## Dataset
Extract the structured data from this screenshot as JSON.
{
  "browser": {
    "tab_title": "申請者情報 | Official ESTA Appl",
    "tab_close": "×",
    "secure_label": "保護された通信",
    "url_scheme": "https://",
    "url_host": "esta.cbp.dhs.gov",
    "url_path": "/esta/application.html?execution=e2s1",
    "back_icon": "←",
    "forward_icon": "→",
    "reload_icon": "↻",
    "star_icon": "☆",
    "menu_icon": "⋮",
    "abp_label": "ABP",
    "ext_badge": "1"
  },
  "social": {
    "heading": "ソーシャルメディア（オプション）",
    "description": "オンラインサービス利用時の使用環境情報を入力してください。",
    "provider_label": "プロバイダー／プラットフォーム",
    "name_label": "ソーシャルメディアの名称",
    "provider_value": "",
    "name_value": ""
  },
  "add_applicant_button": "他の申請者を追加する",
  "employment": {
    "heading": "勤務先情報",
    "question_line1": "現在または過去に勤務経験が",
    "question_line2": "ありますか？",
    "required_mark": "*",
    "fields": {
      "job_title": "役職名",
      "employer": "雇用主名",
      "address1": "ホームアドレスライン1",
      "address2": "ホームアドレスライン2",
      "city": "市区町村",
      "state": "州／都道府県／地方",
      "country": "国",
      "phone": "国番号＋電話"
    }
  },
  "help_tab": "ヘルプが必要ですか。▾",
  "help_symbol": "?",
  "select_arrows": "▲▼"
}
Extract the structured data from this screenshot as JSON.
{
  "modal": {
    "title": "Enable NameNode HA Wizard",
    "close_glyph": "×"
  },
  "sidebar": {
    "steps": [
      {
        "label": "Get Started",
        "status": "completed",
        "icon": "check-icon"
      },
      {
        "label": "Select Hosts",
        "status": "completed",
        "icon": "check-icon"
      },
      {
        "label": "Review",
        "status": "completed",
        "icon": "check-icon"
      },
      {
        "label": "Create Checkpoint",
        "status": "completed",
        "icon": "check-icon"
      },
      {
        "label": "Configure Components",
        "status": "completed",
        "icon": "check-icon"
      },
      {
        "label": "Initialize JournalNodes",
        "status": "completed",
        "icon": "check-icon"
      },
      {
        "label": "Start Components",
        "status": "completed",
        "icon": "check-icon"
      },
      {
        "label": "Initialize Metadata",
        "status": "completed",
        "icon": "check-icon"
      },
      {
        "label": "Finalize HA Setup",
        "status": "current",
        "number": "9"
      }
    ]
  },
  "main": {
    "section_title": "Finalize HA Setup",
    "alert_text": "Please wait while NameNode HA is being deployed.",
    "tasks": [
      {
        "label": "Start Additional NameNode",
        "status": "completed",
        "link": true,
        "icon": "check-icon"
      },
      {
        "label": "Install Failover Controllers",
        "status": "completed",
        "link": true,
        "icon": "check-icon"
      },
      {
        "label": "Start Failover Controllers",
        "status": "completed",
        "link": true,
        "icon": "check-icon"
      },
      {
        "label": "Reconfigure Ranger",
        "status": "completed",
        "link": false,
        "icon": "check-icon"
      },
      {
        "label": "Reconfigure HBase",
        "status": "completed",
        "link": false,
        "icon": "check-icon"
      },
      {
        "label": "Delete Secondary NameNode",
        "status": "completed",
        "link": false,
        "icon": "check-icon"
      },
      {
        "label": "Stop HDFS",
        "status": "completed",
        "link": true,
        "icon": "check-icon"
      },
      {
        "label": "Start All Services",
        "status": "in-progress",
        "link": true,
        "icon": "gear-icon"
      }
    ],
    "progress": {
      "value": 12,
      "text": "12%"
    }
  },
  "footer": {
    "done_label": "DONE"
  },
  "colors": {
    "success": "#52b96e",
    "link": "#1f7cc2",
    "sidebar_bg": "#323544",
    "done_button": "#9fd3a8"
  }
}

## Problem description
Scan the listing above and identify each line holding the string "Setup"; copy every such line.

## Reply to the exercise
        "label": "Finalize HA Setup",
    "section_title": "Finalize HA Setup",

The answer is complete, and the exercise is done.